---- DATASET ENTRIES

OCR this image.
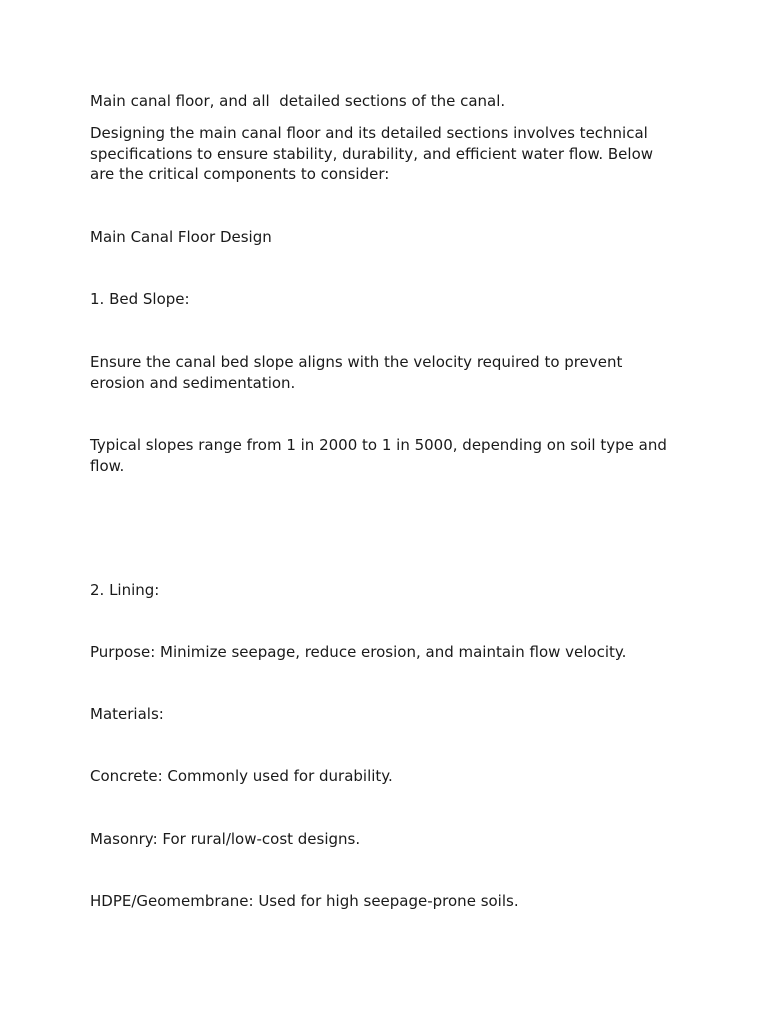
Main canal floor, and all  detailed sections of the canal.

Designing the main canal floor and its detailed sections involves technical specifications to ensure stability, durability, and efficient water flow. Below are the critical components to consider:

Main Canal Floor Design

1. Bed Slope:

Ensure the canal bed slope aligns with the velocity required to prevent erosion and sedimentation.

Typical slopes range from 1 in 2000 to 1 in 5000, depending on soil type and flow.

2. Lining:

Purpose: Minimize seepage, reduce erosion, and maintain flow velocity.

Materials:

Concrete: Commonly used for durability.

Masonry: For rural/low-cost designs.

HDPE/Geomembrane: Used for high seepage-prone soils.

--------
---- DATASET ENTRIES

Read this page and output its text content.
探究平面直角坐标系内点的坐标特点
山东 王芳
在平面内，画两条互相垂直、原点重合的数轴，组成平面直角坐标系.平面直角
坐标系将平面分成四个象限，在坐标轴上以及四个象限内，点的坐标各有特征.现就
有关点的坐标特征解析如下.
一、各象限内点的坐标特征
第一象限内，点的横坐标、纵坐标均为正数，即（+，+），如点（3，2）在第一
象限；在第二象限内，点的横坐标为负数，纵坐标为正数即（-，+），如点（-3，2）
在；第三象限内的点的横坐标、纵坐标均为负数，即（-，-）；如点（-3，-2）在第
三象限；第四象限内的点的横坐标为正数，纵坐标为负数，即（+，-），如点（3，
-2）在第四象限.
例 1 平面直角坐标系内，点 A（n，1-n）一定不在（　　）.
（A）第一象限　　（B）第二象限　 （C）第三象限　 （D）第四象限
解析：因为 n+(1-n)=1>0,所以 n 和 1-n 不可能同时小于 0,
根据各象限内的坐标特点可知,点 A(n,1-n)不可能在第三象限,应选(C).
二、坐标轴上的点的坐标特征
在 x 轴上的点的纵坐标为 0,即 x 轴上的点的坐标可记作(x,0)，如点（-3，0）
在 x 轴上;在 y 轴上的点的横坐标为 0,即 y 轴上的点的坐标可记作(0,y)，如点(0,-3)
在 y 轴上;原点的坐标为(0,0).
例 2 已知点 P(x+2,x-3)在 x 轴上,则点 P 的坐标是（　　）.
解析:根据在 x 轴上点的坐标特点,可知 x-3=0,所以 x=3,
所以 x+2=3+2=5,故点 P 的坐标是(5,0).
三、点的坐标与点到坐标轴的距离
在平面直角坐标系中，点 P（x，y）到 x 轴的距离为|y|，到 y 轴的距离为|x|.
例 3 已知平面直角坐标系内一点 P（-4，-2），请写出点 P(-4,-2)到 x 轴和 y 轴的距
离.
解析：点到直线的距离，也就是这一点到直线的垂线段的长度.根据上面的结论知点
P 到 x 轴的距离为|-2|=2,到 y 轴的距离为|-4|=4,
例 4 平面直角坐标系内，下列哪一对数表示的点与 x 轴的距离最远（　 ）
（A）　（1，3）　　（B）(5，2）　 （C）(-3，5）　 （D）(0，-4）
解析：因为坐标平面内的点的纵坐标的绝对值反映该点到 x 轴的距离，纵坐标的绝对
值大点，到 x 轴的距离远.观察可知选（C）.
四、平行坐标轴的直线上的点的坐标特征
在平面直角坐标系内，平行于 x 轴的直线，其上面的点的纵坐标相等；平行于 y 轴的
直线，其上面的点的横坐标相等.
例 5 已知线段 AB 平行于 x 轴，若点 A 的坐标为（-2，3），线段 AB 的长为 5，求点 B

--------

- [WHAT IS EXPECTED]: Of the lines above, how many include the word "durability"? Reply with the number alone.

- [REPLY]: 2